▶ _Task instructions_
Print all of the entries exactly, minus the pictures.

▶ _Raw records_
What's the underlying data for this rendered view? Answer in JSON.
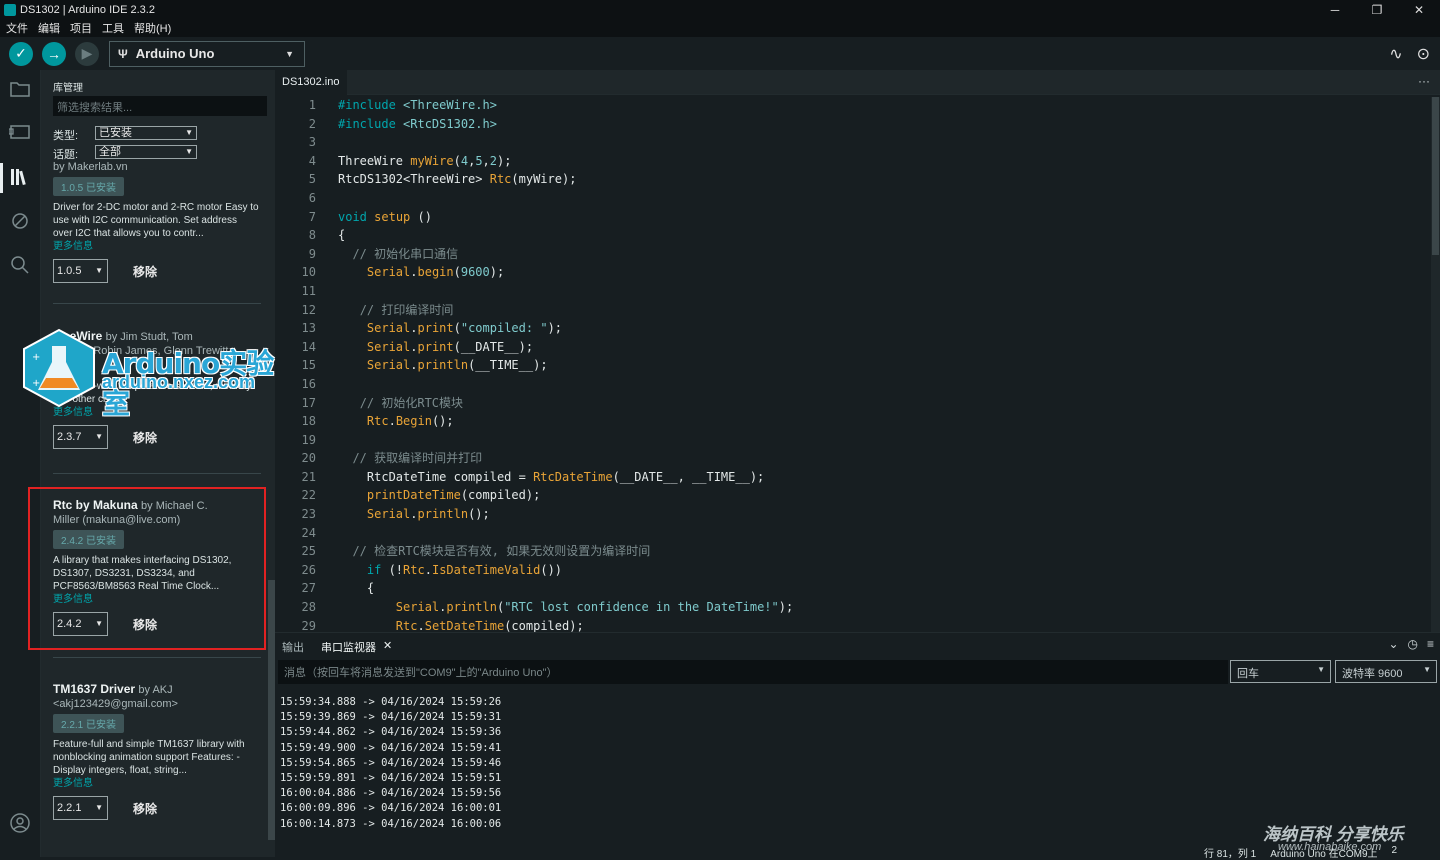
{
  "window": {
    "title": "DS1302 | Arduino IDE 2.3.2",
    "buttons": [
      "─",
      "❐",
      "✕"
    ]
  },
  "menu": [
    "文件",
    "编辑",
    "项目",
    "工具",
    "帮助(H)"
  ],
  "toolbar": {
    "board": "Arduino Uno"
  },
  "library_panel": {
    "title": "库管理",
    "filter_placeholder": "筛选搜索结果...",
    "type_label": "类型:",
    "type_value": "已安装",
    "topic_label": "话题:",
    "topic_value": "全部",
    "cards": [
      {
        "author_line": "by Makerlab.vn",
        "badge": "1.0.5 已安装",
        "desc": "Driver for 2-DC motor and 2-RC motor Easy to use with I2C communication. Set address over I2C that allows you to contr...",
        "more": "更多信息",
        "version": "1.0.5",
        "remove": "移除"
      },
      {
        "name": "OneWire",
        "by": "by Jim Studt, Tom",
        "author2": "Pollard, Robin James, Glenn Trewitt, ...",
        "desc": "Access 1-wire temperature sensors, memory and other chips.",
        "more": "更多信息",
        "version": "2.3.7",
        "remove": "移除"
      },
      {
        "name": "Rtc by Makuna",
        "by": "by Michael C.",
        "author2": "Miller (makuna@live.com)",
        "badge": "2.4.2 已安装",
        "desc": "A library that makes interfacing DS1302, DS1307, DS3231, DS3234, and PCF8563/BM8563 Real Time Clock...",
        "more": "更多信息",
        "version": "2.4.2",
        "remove": "移除"
      },
      {
        "name": "TM1637 Driver",
        "by": "by AKJ",
        "author2": "<akj123429@gmail.com>",
        "badge": "2.2.1 已安装",
        "desc": "Feature-full and simple TM1637 library with nonblocking animation support Features: -Display integers, float, string...",
        "more": "更多信息",
        "version": "2.2.1",
        "remove": "移除"
      }
    ]
  },
  "editor": {
    "tab": "DS1302.ino",
    "more": "···"
  },
  "bottom_panel": {
    "tab_output": "输出",
    "tab_serial": "串口监视器",
    "tab_close": "✕",
    "message_placeholder": "消息（按回车将消息发送到\"COM9\"上的\"Arduino Uno\"）",
    "line_ending": "回车",
    "baud": "波特率 9600",
    "serial_lines": [
      "15:59:34.888 -> 04/16/2024 15:59:26",
      "15:59:39.869 -> 04/16/2024 15:59:31",
      "15:59:44.862 -> 04/16/2024 15:59:36",
      "15:59:49.900 -> 04/16/2024 15:59:41",
      "15:59:54.865 -> 04/16/2024 15:59:46",
      "15:59:59.891 -> 04/16/2024 15:59:51",
      "16:00:04.886 -> 04/16/2024 15:59:56",
      "16:00:09.896 -> 04/16/2024 16:00:01",
      "16:00:14.873 -> 04/16/2024 16:00:06"
    ]
  },
  "status": {
    "position": "行 81，列 1",
    "board_port": "Arduino Uno 在COM9上",
    "count": "2"
  },
  "watermarks": {
    "logo_title": "Arduino实验室",
    "logo_url": "arduino.nxez.com",
    "corner_title": "海纳百科 分享快乐",
    "corner_url": "www.hainabaike.com"
  },
  "colors": {
    "accent": "#00979d",
    "highlight_box": "#e22222"
  }
}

▶ _Written solution_
What's the underlying data for this rendered view? Answer in JSON.
{
  "window": {
    "title": "DS1302 | Arduino IDE 2.3.2",
    "buttons": [
      "─",
      "❐",
      "✕"
    ]
  },
  "menu": [
    "文件",
    "编辑",
    "项目",
    "工具",
    "帮助(H)"
  ],
  "toolbar": {
    "board": "Arduino Uno"
  },
  "library_panel": {
    "title": "库管理",
    "filter_placeholder": "筛选搜索结果...",
    "type_label": "类型:",
    "type_value": "已安装",
    "topic_label": "话题:",
    "topic_value": "全部",
    "cards": [
      {
        "author_line": "by Makerlab.vn",
        "badge": "1.0.5 已安装",
        "desc": "Driver for 2-DC motor and 2-RC motor Easy to use with I2C communication. Set address over I2C that allows you to contr...",
        "more": "更多信息",
        "version": "1.0.5",
        "remove": "移除"
      },
      {
        "name": "OneWire",
        "by": "by Jim Studt, Tom",
        "author2": "Pollard, Robin James, Glenn Trewitt, ...",
        "desc": "Access 1-wire temperature sensors, memory and other chips.",
        "more": "更多信息",
        "version": "2.3.7",
        "remove": "移除"
      },
      {
        "name": "Rtc by Makuna",
        "by": "by Michael C.",
        "author2": "Miller (makuna@live.com)",
        "badge": "2.4.2 已安装",
        "desc": "A library that makes interfacing DS1302, DS1307, DS3231, DS3234, and PCF8563/BM8563 Real Time Clock...",
        "more": "更多信息",
        "version": "2.4.2",
        "remove": "移除"
      },
      {
        "name": "TM1637 Driver",
        "by": "by AKJ",
        "author2": "<akj123429@gmail.com>",
        "badge": "2.2.1 已安装",
        "desc": "Feature-full and simple TM1637 library with nonblocking animation support Features: -Display integers, float, string...",
        "more": "更多信息",
        "version": "2.2.1",
        "remove": "移除"
      }
    ]
  },
  "editor": {
    "tab": "DS1302.ino",
    "more": "···"
  },
  "bottom_panel": {
    "tab_output": "输出",
    "tab_serial": "串口监视器",
    "tab_close": "✕",
    "message_placeholder": "消息（按回车将消息发送到\"COM9\"上的\"Arduino Uno\"）",
    "line_ending": "回车",
    "baud": "波特率 9600",
    "serial_lines": [
      "15:59:34.888 -> 04/16/2024 15:59:26",
      "15:59:39.869 -> 04/16/2024 15:59:31",
      "15:59:44.862 -> 04/16/2024 15:59:36",
      "15:59:49.900 -> 04/16/2024 15:59:41",
      "15:59:54.865 -> 04/16/2024 15:59:46",
      "15:59:59.891 -> 04/16/2024 15:59:51",
      "16:00:04.886 -> 04/16/2024 15:59:56",
      "16:00:09.896 -> 04/16/2024 16:00:01",
      "16:00:14.873 -> 04/16/2024 16:00:06"
    ]
  },
  "status": {
    "position": "行 81，列 1",
    "board_port": "Arduino Uno 在COM9上",
    "count": "2"
  },
  "watermarks": {
    "logo_title": "Arduino实验室",
    "logo_url": "arduino.nxez.com",
    "corner_title": "海纳百科 分享快乐",
    "corner_url": "www.hainabaike.com"
  },
  "colors": {
    "accent": "#00979d",
    "highlight_box": "#e22222"
  }
}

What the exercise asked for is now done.